Task brief
Repeat exactly, and only, the lines from the line containing "Convert this chart" through the last line of the records below, including both.

---------- Entries provided ----------

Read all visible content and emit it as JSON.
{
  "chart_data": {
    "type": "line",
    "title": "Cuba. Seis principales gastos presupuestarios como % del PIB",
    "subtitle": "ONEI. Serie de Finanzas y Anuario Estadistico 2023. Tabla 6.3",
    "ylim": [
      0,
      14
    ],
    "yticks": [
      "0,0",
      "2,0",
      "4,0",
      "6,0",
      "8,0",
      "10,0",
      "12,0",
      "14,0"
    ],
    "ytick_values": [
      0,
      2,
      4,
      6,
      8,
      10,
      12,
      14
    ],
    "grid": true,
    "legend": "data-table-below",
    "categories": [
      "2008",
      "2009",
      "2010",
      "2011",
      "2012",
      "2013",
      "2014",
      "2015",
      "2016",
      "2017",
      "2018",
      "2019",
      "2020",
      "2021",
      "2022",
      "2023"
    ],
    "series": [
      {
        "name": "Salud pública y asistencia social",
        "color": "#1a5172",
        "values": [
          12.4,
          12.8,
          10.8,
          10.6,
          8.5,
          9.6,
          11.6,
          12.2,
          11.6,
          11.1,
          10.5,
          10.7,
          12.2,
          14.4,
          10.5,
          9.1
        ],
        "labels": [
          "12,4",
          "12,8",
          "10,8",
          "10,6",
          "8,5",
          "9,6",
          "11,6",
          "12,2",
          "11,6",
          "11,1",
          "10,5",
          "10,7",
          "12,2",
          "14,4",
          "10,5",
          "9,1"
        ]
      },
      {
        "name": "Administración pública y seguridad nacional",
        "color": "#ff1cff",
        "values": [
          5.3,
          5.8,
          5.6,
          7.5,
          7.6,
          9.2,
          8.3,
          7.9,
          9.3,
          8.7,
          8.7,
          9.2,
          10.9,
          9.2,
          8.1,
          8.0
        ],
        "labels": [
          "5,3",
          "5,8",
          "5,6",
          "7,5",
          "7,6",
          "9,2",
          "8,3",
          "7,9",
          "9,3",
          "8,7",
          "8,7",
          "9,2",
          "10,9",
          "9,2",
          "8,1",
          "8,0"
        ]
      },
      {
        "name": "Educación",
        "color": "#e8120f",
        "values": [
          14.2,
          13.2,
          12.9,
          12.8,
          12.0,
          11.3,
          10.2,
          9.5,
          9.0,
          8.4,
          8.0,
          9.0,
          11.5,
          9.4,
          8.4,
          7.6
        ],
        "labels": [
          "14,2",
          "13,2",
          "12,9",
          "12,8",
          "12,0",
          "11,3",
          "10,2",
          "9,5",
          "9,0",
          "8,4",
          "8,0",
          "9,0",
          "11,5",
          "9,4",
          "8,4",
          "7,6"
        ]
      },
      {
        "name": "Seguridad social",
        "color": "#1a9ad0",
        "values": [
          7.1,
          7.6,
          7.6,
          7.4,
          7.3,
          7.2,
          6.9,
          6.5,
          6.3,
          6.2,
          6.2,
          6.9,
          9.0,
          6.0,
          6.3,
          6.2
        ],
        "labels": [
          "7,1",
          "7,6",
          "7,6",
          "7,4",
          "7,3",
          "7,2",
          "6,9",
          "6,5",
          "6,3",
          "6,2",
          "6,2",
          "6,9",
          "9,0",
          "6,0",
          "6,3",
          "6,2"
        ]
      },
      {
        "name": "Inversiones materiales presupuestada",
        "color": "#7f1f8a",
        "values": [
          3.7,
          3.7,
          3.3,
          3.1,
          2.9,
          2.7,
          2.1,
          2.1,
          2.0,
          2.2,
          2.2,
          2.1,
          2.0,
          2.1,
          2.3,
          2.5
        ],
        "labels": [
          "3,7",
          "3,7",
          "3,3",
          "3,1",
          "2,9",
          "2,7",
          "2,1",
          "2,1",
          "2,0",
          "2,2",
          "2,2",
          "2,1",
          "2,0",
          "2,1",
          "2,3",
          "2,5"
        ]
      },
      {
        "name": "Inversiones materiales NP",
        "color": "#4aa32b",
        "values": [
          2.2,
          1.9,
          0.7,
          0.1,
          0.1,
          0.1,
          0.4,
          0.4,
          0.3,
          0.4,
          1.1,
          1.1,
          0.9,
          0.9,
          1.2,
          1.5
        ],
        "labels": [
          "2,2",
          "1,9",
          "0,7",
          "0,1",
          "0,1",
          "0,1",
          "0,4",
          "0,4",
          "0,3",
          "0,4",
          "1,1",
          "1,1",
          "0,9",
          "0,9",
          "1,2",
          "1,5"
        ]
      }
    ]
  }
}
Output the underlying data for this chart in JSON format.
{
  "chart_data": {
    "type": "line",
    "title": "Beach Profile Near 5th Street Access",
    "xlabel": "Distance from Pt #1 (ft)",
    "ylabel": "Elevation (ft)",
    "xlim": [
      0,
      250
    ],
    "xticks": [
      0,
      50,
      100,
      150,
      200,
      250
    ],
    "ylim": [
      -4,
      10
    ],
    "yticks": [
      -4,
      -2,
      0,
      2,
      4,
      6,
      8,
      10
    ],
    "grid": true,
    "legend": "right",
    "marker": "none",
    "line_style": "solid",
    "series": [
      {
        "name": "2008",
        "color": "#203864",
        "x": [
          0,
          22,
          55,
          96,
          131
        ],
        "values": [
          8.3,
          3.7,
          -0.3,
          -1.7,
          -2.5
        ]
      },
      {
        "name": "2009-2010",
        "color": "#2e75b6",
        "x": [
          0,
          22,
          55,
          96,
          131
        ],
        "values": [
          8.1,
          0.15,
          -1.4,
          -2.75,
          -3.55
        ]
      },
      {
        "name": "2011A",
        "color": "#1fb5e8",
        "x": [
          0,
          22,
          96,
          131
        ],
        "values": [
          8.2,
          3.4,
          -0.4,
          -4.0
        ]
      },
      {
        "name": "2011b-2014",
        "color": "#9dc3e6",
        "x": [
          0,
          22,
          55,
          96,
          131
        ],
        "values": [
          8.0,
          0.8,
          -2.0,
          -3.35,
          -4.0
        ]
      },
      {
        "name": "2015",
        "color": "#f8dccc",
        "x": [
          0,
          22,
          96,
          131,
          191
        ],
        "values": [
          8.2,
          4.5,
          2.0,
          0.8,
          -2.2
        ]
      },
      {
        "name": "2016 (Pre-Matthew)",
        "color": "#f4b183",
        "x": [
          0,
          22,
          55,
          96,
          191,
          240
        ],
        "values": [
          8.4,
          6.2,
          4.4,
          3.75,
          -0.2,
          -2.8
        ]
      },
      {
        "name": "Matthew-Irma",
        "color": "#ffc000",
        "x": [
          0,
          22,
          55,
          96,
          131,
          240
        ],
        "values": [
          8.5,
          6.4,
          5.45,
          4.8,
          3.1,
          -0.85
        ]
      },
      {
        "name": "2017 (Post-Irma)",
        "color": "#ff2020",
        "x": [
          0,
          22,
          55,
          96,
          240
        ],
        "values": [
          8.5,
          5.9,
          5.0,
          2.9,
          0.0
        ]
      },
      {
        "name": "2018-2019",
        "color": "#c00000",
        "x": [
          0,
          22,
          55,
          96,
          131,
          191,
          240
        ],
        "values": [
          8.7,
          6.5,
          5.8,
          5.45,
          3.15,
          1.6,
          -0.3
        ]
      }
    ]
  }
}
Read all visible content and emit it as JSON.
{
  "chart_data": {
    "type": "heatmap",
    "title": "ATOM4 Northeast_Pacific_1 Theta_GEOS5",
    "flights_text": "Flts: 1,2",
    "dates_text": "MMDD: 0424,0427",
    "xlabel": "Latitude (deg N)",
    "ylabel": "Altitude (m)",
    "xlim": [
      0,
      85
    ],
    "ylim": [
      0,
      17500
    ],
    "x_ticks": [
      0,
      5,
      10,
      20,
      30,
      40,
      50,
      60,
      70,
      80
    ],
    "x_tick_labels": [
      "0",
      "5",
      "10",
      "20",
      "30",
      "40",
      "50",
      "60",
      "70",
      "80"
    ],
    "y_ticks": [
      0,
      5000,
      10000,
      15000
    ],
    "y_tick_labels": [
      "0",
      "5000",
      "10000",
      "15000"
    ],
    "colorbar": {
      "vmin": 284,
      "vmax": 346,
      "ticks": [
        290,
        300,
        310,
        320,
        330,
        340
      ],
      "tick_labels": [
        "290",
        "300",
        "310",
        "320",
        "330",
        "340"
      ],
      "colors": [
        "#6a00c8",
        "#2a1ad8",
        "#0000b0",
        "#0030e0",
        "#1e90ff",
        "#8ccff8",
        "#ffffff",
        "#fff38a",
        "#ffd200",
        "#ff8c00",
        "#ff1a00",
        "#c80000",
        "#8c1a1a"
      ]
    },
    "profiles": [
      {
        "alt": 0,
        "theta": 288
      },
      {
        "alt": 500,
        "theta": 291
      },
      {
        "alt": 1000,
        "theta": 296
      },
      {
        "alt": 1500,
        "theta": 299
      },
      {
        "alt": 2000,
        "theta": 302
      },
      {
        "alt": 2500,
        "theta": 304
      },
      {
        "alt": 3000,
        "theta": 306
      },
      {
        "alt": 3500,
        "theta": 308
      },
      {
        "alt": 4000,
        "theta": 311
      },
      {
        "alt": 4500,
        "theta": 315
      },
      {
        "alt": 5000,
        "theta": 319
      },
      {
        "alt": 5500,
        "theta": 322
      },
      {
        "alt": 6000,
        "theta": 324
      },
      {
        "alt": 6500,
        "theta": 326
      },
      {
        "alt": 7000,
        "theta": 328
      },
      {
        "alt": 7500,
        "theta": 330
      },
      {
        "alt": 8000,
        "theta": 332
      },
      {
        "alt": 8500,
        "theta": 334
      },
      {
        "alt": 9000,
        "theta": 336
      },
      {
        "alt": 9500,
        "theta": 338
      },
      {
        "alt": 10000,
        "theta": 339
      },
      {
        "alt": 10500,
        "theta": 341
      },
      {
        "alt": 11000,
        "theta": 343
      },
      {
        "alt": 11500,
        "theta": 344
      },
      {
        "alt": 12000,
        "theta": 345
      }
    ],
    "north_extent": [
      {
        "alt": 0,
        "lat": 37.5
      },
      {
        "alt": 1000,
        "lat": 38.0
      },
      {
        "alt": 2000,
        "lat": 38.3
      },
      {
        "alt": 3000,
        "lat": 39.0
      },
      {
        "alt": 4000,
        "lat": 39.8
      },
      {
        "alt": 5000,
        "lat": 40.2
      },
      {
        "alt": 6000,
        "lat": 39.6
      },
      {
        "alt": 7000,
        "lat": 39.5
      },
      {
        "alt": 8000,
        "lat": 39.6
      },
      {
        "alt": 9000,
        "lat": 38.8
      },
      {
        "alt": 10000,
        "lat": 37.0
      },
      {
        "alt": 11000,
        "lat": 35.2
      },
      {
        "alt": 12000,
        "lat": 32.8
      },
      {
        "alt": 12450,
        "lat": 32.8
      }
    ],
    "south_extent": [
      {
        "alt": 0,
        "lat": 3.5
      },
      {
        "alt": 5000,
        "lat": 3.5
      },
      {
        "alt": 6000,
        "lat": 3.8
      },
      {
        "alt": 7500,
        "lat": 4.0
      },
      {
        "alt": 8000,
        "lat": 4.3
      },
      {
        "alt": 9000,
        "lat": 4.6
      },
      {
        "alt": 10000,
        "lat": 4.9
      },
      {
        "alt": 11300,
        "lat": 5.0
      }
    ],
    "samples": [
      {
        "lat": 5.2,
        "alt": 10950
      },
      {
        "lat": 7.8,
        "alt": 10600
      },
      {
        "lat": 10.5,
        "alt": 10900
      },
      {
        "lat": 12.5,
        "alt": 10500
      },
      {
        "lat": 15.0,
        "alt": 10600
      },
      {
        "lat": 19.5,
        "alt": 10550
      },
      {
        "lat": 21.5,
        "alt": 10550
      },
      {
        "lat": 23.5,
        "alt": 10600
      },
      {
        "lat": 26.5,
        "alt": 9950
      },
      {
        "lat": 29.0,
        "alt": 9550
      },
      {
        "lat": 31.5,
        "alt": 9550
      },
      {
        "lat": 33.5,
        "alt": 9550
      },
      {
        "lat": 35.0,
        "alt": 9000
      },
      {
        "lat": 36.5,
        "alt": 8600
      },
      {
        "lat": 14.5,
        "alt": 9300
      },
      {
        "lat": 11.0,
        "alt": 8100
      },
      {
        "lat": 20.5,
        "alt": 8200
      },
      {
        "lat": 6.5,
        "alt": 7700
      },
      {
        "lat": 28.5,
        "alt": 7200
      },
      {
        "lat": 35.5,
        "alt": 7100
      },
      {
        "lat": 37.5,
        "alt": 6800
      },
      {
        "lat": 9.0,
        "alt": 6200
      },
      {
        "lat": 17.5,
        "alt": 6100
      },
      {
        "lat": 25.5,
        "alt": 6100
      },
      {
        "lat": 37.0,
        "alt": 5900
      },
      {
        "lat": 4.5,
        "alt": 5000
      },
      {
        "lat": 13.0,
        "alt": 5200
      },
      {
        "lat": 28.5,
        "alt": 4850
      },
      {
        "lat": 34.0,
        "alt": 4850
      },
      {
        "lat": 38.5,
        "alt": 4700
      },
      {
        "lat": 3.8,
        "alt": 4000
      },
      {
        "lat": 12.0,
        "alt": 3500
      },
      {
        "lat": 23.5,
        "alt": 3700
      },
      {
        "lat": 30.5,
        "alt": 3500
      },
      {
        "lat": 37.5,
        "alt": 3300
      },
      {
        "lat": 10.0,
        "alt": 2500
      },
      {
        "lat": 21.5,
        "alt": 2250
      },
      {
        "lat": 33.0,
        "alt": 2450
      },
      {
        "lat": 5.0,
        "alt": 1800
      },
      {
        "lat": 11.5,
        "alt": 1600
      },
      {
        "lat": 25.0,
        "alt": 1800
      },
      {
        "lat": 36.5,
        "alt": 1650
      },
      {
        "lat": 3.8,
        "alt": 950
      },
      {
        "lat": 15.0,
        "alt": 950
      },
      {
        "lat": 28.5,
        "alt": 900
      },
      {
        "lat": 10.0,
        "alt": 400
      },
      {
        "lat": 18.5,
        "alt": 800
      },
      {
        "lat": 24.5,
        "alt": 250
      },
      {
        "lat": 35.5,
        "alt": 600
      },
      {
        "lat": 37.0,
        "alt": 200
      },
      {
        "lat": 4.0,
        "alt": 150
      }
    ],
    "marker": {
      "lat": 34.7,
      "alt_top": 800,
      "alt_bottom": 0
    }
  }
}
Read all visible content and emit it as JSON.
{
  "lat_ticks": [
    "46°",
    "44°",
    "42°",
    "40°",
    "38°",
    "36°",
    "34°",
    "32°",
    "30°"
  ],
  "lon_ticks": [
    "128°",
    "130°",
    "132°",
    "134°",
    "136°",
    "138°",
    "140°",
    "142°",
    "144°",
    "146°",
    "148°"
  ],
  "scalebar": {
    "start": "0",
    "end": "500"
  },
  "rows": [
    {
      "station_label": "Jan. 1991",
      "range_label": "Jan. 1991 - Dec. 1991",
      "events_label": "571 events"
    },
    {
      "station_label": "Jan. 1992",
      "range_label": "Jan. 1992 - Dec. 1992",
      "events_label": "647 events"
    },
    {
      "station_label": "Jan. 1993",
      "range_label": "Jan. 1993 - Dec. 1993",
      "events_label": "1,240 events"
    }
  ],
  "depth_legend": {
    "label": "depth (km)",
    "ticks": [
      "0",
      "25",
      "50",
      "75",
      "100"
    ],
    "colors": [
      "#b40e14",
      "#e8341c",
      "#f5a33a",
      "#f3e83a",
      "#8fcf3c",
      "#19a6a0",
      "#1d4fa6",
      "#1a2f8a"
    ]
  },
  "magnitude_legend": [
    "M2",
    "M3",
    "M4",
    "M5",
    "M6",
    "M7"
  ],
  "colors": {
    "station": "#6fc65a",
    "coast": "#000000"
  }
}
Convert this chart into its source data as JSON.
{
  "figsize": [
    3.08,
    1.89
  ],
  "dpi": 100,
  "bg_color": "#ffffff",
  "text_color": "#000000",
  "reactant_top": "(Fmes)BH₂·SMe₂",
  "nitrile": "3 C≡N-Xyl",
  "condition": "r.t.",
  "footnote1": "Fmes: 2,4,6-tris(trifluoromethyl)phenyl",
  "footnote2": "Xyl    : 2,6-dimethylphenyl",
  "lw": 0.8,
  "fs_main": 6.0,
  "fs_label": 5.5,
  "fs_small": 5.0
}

----------

Task result
Convert this chart into its source data as JSON.
{
  "figsize": [
    3.08,
    1.89
  ],
  "dpi": 100,
  "bg_color": "#ffffff",
  "text_color": "#000000",
  "reactant_top": "(Fmes)BH₂·SMe₂",
  "nitrile": "3 C≡N-Xyl",
  "condition": "r.t.",
  "footnote1": "Fmes: 2,4,6-tris(trifluoromethyl)phenyl",
  "footnote2": "Xyl    : 2,6-dimethylphenyl",
  "lw": 0.8,
  "fs_main": 6.0,
  "fs_label": 5.5,
  "fs_small": 5.0
}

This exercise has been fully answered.